=== Problem to work on ===
Where does the string "true" appear in the records? Copy every line that contains it.
--- BEGIN ---
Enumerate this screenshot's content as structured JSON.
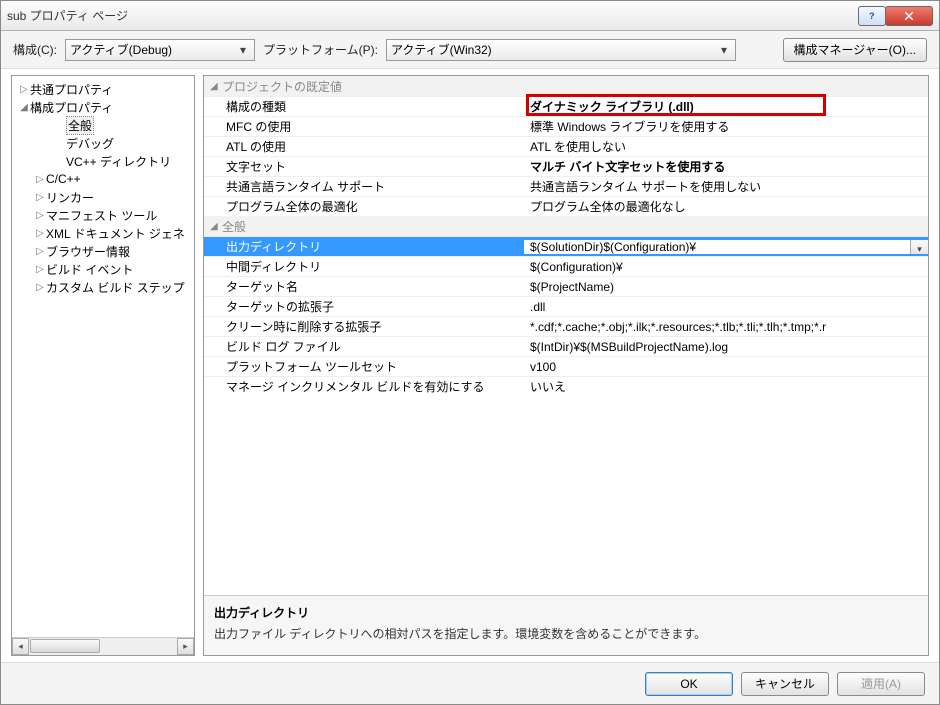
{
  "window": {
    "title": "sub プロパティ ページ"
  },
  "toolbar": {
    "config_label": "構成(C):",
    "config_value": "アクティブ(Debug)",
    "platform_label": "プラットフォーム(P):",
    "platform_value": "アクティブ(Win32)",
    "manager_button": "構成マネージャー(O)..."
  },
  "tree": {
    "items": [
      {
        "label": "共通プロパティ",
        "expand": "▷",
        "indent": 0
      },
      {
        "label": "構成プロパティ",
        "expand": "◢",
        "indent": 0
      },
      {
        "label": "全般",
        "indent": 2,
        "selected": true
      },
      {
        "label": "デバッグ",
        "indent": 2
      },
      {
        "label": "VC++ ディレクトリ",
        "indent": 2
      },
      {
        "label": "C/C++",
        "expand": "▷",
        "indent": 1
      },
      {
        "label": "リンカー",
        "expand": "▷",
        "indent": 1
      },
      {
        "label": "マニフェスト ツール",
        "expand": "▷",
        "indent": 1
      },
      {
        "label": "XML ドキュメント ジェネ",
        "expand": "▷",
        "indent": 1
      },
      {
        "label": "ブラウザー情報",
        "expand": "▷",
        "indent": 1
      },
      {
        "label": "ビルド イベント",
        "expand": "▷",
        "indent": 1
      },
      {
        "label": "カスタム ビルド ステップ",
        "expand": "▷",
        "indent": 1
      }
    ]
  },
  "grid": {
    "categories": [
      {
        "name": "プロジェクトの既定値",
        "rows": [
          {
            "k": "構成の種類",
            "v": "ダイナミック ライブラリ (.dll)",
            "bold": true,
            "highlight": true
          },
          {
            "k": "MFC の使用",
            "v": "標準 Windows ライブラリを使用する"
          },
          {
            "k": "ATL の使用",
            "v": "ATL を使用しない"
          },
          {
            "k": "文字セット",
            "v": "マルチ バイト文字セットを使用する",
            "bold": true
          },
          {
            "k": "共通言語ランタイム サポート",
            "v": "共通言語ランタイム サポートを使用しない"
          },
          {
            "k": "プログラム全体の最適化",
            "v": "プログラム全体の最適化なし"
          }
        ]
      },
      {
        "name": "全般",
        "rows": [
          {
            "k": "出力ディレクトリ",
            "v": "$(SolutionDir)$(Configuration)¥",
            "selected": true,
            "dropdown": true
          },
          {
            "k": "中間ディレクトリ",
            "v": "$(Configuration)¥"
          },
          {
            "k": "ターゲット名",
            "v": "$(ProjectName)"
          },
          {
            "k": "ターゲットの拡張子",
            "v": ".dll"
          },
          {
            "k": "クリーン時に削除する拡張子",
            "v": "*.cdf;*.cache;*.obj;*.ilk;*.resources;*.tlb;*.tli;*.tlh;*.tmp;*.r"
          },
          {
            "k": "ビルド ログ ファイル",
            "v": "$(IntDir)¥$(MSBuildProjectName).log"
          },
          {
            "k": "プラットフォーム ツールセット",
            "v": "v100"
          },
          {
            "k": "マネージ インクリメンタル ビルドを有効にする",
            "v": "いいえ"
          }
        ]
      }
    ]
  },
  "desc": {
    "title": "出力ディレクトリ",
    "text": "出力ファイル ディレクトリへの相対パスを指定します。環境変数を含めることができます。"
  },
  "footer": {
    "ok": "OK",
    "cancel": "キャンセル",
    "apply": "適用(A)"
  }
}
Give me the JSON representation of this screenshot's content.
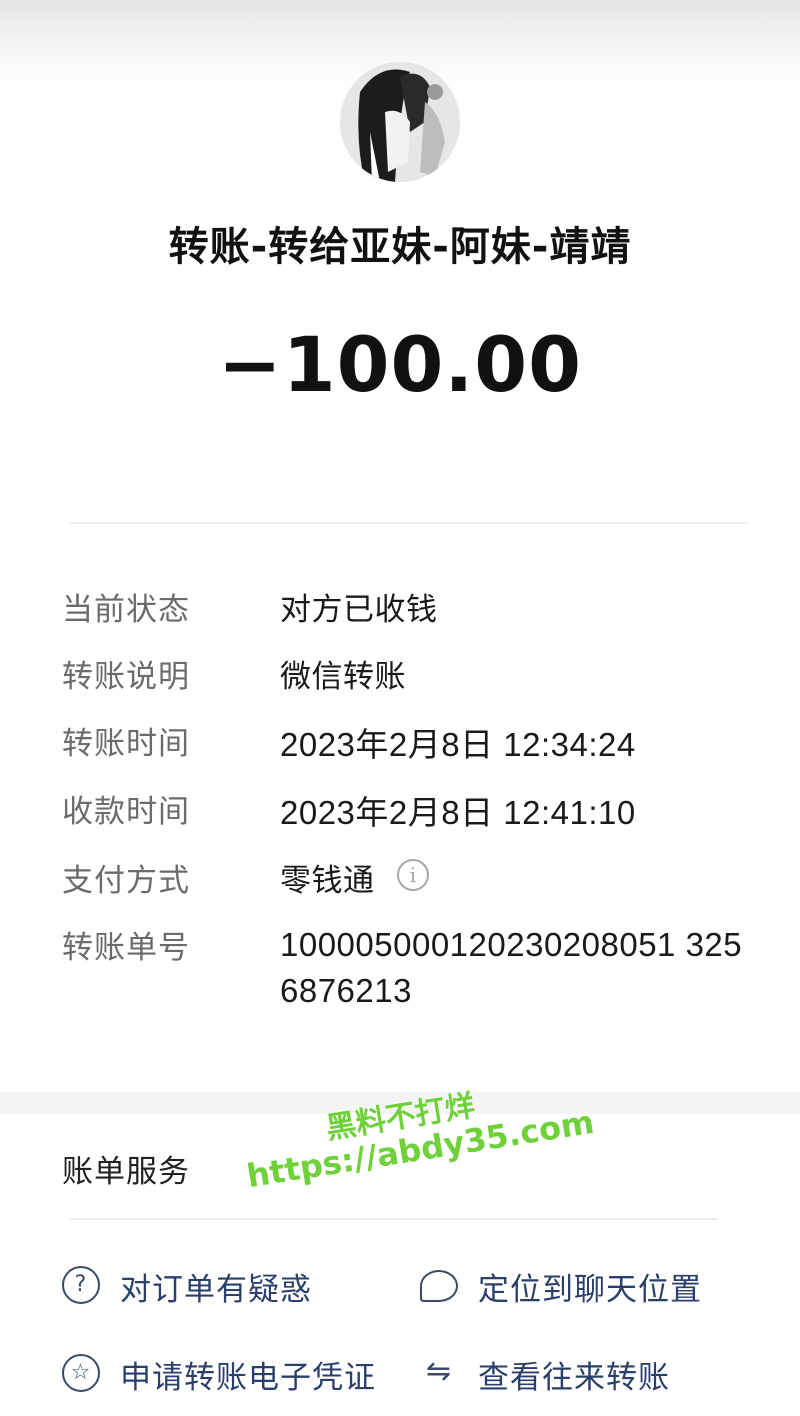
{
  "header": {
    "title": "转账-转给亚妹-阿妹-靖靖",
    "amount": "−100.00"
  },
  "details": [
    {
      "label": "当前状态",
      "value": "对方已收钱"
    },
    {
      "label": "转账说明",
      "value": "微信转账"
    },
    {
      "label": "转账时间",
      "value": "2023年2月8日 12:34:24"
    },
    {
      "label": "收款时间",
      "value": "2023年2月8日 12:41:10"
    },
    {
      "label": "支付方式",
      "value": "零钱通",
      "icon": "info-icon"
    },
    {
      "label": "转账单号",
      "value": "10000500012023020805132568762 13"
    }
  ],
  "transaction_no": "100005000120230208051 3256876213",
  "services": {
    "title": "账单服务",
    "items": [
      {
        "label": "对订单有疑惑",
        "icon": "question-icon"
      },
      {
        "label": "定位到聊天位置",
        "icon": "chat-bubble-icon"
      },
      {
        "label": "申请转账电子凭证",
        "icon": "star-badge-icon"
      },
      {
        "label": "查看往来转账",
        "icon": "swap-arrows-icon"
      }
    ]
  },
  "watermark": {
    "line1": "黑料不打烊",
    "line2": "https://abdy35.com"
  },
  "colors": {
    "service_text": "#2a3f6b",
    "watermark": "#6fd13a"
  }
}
--- END ---
=== Response ===
        "selected": true
            "bold": true,
            "highlight": true
            "bold": true
            "selected": true,
            "dropdown": true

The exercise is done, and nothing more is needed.